# RECORDS SHOWN

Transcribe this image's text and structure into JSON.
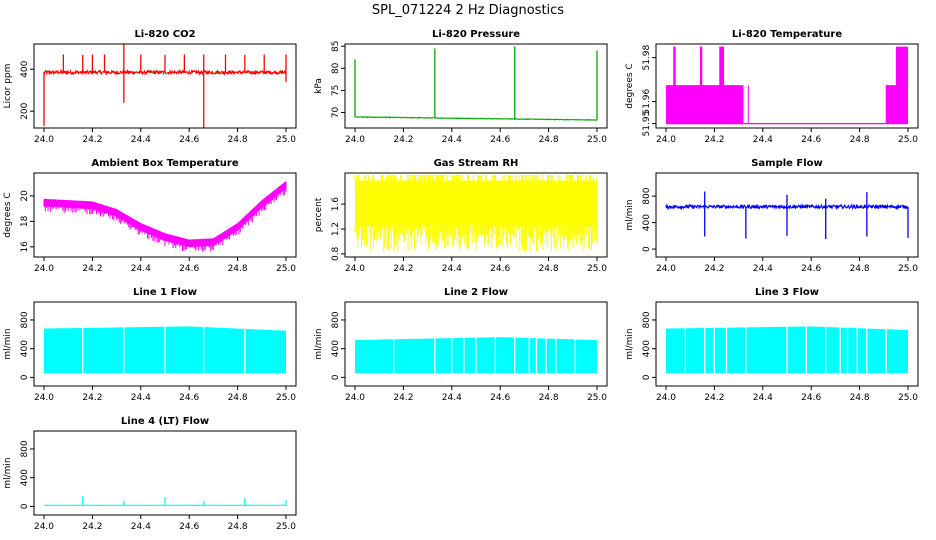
{
  "title": "SPL_071224  2 Hz Diagnostics",
  "chart_data": [
    {
      "type": "line",
      "title": "Li-820 CO2",
      "ylabel": "Licor ppm",
      "color": "#ff0000",
      "xlim": [
        24.0,
        25.0
      ],
      "ylim": [
        120,
        520
      ],
      "xticks": [
        "24.0",
        "24.2",
        "24.4",
        "24.6",
        "24.8",
        "25.0"
      ],
      "yticks": [
        "200",
        "400"
      ],
      "pattern": "spiky",
      "base": 385,
      "noise": 8,
      "spikes_up": [
        [
          24.08,
          470
        ],
        [
          24.16,
          468
        ],
        [
          24.2,
          470
        ],
        [
          24.25,
          470
        ],
        [
          24.33,
          520
        ],
        [
          24.4,
          470
        ],
        [
          24.5,
          468
        ],
        [
          24.58,
          470
        ],
        [
          24.66,
          470
        ],
        [
          24.75,
          470
        ],
        [
          24.83,
          468
        ],
        [
          24.91,
          470
        ],
        [
          25.0,
          470
        ]
      ],
      "spikes_down": [
        [
          24.0,
          130
        ],
        [
          24.33,
          240
        ],
        [
          24.66,
          120
        ],
        [
          25.0,
          340
        ]
      ]
    },
    {
      "type": "line",
      "title": "Li-820 Pressure",
      "ylabel": "kPa",
      "color": "#00aa00",
      "xlim": [
        24.0,
        25.0
      ],
      "ylim": [
        66.5,
        85.5
      ],
      "xticks": [
        "24.0",
        "24.2",
        "24.4",
        "24.6",
        "24.8",
        "25.0"
      ],
      "yticks": [
        "70",
        "75",
        "80",
        "85"
      ],
      "pattern": "flat",
      "start": 69.0,
      "end": 68.3,
      "noise": 0.15,
      "spikes_up": [
        [
          24.0,
          82
        ],
        [
          24.33,
          84.5
        ],
        [
          24.66,
          85
        ],
        [
          25.0,
          84
        ]
      ],
      "spikes_down": []
    },
    {
      "type": "line",
      "title": "Li-820 Temperature",
      "ylabel": "degrees C",
      "color": "#ff00ff",
      "xlim": [
        24.0,
        25.0
      ],
      "ylim": [
        51.948,
        51.9862
      ],
      "xticks": [
        "24.0",
        "24.2",
        "24.4",
        "24.6",
        "24.8",
        "25.0"
      ],
      "yticks": [
        "51.95",
        "51.96",
        "51.98"
      ],
      "pattern": "step",
      "low": 51.95,
      "mid": 51.9675,
      "high": 51.985,
      "blocks": [
        [
          24.0,
          24.32,
          "mid"
        ],
        [
          24.03,
          24.04,
          "high"
        ],
        [
          24.14,
          24.15,
          "high"
        ],
        [
          24.22,
          24.24,
          "high"
        ],
        [
          24.91,
          24.95,
          "mid"
        ],
        [
          24.95,
          25.0,
          "high"
        ]
      ]
    },
    {
      "type": "line",
      "title": "Ambient Box Temperature",
      "ylabel": "degrees C",
      "color": "#ff00ff",
      "xlim": [
        24.0,
        25.0
      ],
      "ylim": [
        15.2,
        21.8
      ],
      "xticks": [
        "24.0",
        "24.2",
        "24.4",
        "24.6",
        "24.8",
        "25.0"
      ],
      "yticks": [
        "16",
        "18",
        "20"
      ],
      "pattern": "curve",
      "curve": [
        [
          24.0,
          19.5
        ],
        [
          24.1,
          19.4
        ],
        [
          24.2,
          19.3
        ],
        [
          24.3,
          18.7
        ],
        [
          24.4,
          17.6
        ],
        [
          24.5,
          16.8
        ],
        [
          24.6,
          16.3
        ],
        [
          24.7,
          16.4
        ],
        [
          24.8,
          17.6
        ],
        [
          24.9,
          19.4
        ],
        [
          25.0,
          20.9
        ]
      ],
      "noise": 0.6
    },
    {
      "type": "line",
      "title": "Gas Stream RH",
      "ylabel": "percent",
      "color": "#ffff00",
      "xlim": [
        24.0,
        25.0
      ],
      "ylim": [
        0.75,
        2.1
      ],
      "xticks": [
        "24.0",
        "24.2",
        "24.4",
        "24.6",
        "24.8",
        "25.0"
      ],
      "yticks": [
        "0.8",
        "1.2",
        "1.6"
      ],
      "pattern": "band",
      "top": 1.98,
      "bottom": 1.25,
      "spike_top": 2.07,
      "spike_bottom": 0.83
    },
    {
      "type": "line",
      "title": "Sample Flow",
      "ylabel": "ml/min",
      "color": "#0000ff",
      "xlim": [
        24.0,
        25.0
      ],
      "ylim": [
        -120,
        1150
      ],
      "xticks": [
        "24.0",
        "24.2",
        "24.4",
        "24.6",
        "24.8",
        "25.0"
      ],
      "yticks": [
        "0",
        "400",
        "800"
      ],
      "pattern": "spiky",
      "base": 640,
      "noise": 25,
      "spikes_up": [
        [
          24.16,
          870
        ],
        [
          24.5,
          820
        ],
        [
          24.66,
          760
        ],
        [
          24.83,
          860
        ]
      ],
      "spikes_down": [
        [
          24.16,
          190
        ],
        [
          24.33,
          160
        ],
        [
          24.5,
          200
        ],
        [
          24.66,
          150
        ],
        [
          24.83,
          190
        ],
        [
          25.0,
          170
        ]
      ]
    },
    {
      "type": "line",
      "title": "Line 1 Flow",
      "ylabel": "ml/min",
      "color": "#00ffff",
      "xlim": [
        24.0,
        25.0
      ],
      "ylim": [
        -120,
        1050
      ],
      "xticks": [
        "24.0",
        "24.2",
        "24.4",
        "24.6",
        "24.8",
        "25.0"
      ],
      "yticks": [
        "0",
        "400",
        "800"
      ],
      "pattern": "block",
      "top_start": 680,
      "top_mid": 710,
      "top_end": 650,
      "bottom": 60,
      "gaps": [
        24.16,
        24.33,
        24.5,
        24.66,
        24.83
      ]
    },
    {
      "type": "line",
      "title": "Line 2 Flow",
      "ylabel": "ml/min",
      "color": "#00ffff",
      "xlim": [
        24.0,
        25.0
      ],
      "ylim": [
        -120,
        1050
      ],
      "xticks": [
        "24.0",
        "24.2",
        "24.4",
        "24.6",
        "24.8",
        "25.0"
      ],
      "yticks": [
        "0",
        "400",
        "800"
      ],
      "pattern": "block",
      "top_start": 520,
      "top_mid": 560,
      "top_end": 520,
      "bottom": 60,
      "gaps": [
        24.16,
        24.33,
        24.4,
        24.45,
        24.5,
        24.58,
        24.66,
        24.72,
        24.75,
        24.79,
        24.83,
        24.91
      ]
    },
    {
      "type": "line",
      "title": "Line 3 Flow",
      "ylabel": "ml/min",
      "color": "#00ffff",
      "xlim": [
        24.0,
        25.0
      ],
      "ylim": [
        -120,
        1050
      ],
      "xticks": [
        "24.0",
        "24.2",
        "24.4",
        "24.6",
        "24.8",
        "25.0"
      ],
      "yticks": [
        "0",
        "400",
        "800"
      ],
      "pattern": "block",
      "top_start": 680,
      "top_mid": 710,
      "top_end": 660,
      "bottom": 60,
      "gaps": [
        24.08,
        24.16,
        24.2,
        24.25,
        24.33,
        24.5,
        24.58,
        24.66,
        24.72,
        24.75,
        24.79,
        24.83,
        24.91
      ]
    },
    {
      "type": "line",
      "title": "Line 4 (LT) Flow",
      "ylabel": "ml/min",
      "color": "#00ffff",
      "xlim": [
        24.0,
        25.0
      ],
      "ylim": [
        -120,
        1050
      ],
      "xticks": [
        "24.0",
        "24.2",
        "24.4",
        "24.6",
        "24.8",
        "25.0"
      ],
      "yticks": [
        "0",
        "400",
        "800"
      ],
      "pattern": "spiky",
      "base": 15,
      "noise": 2,
      "spikes_up": [
        [
          24.16,
          140
        ],
        [
          24.33,
          80
        ],
        [
          24.5,
          130
        ],
        [
          24.66,
          75
        ],
        [
          24.83,
          120
        ],
        [
          25.0,
          90
        ]
      ],
      "spikes_down": []
    }
  ]
}
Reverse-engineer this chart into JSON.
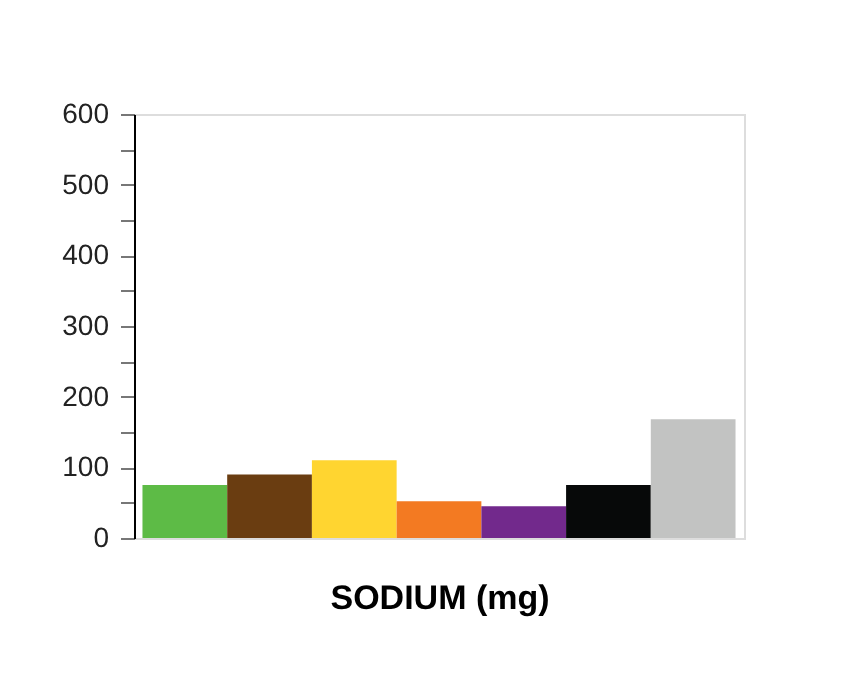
{
  "chart_data": {
    "type": "bar",
    "xlabel": "SODIUM (mg)",
    "categories": [
      null,
      null,
      null,
      null,
      null,
      null,
      null
    ],
    "values": [
      75,
      90,
      110,
      52,
      45,
      75,
      168
    ],
    "colors": [
      "#5dbb46",
      "#6a3d11",
      "#ffd530",
      "#f37a22",
      "#72298c",
      "#070909",
      "#c2c3c2"
    ],
    "ylim": [
      0,
      600
    ],
    "yticks": [
      0,
      {
        "value": 50,
        "label": null
      },
      100,
      {
        "value": 150,
        "label": null
      },
      200,
      {
        "value": 250,
        "label": null
      },
      300,
      {
        "value": 350,
        "label": null
      },
      400,
      {
        "value": 450,
        "label": null
      },
      500,
      {
        "value": 550,
        "label": null
      },
      600
    ],
    "tick_labels": "y",
    "grid": false
  }
}
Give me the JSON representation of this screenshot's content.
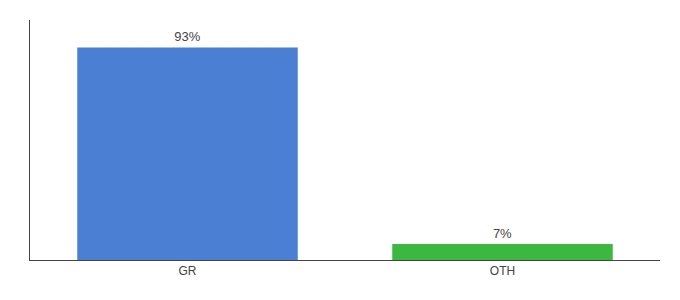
{
  "chart_data": {
    "type": "bar",
    "categories": [
      "GR",
      "OTH"
    ],
    "values": [
      93,
      7
    ],
    "value_labels": [
      "93%",
      "7%"
    ],
    "colors": [
      "#4a7fd4",
      "#3cb840"
    ],
    "ylim": [
      0,
      105
    ],
    "yticks": [],
    "grid": false,
    "data_labels": true,
    "tick_labels": "x"
  }
}
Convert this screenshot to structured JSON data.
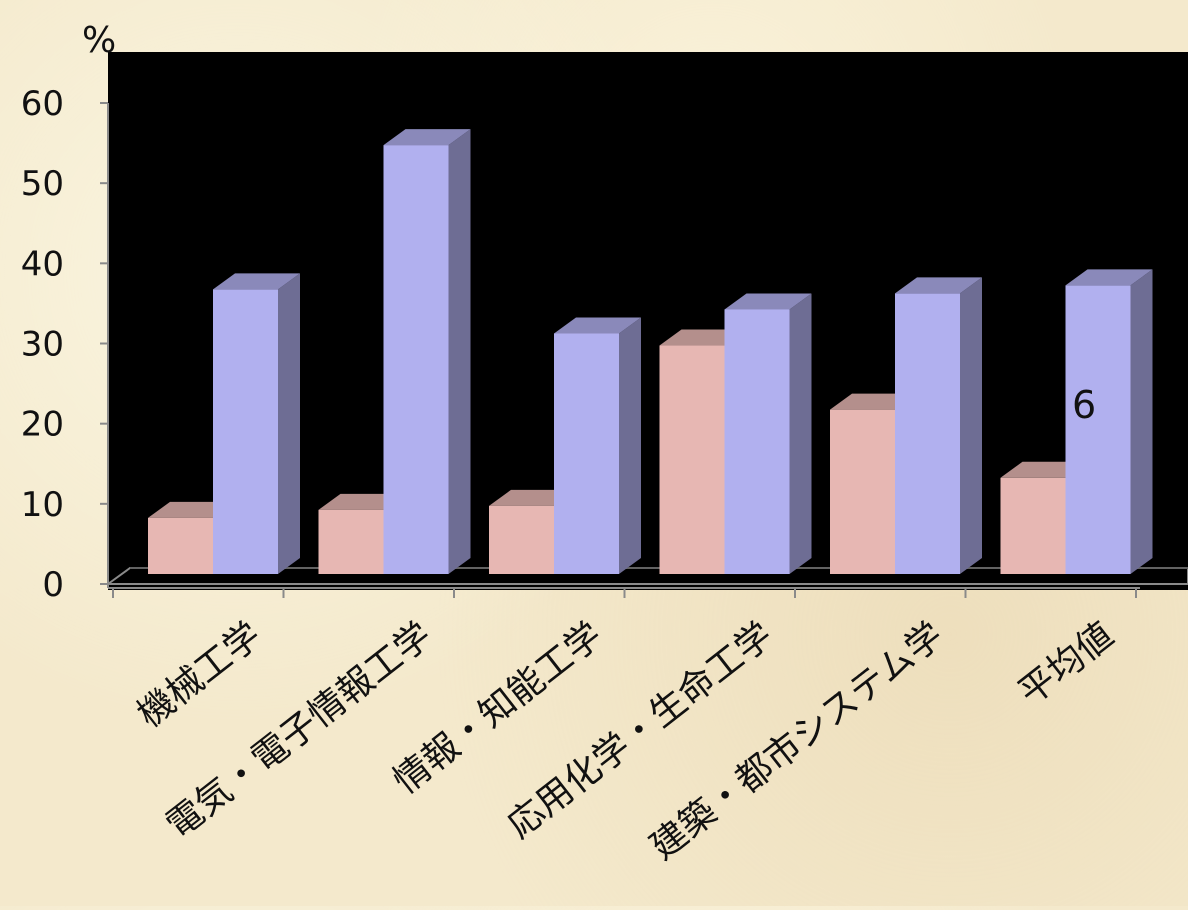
{
  "chart_data": {
    "type": "bar",
    "unit_label": "%",
    "categories": [
      "機械工学",
      "電気・電子情報工学",
      "情報・知能工学",
      "応用化学・生命工学",
      "建築・都市システム学",
      "平均値"
    ],
    "series": [
      {
        "values": [
          7,
          8,
          8.5,
          28.5,
          20.5,
          12
        ],
        "color": "#e7b7b3"
      },
      {
        "values": [
          35.5,
          53.5,
          30,
          33,
          35,
          36
        ],
        "color": "#b1b0ef"
      }
    ],
    "ylim": [
      0,
      60
    ],
    "yticks": [
      0,
      10,
      20,
      30,
      40,
      50,
      60
    ],
    "annotation": "6",
    "plot_background": "#000000",
    "grid": false
  }
}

# GIVEN REQUEST
Go through the material and copy out every line with "Flow" in it.

# WRITTEN SOLUTION
      "title": "Sample Flow",
      "title": "Line 1 Flow",
      "title": "Line 2 Flow",
      "title": "Line 3 Flow",
      "title": "Line 4 (LT) Flow",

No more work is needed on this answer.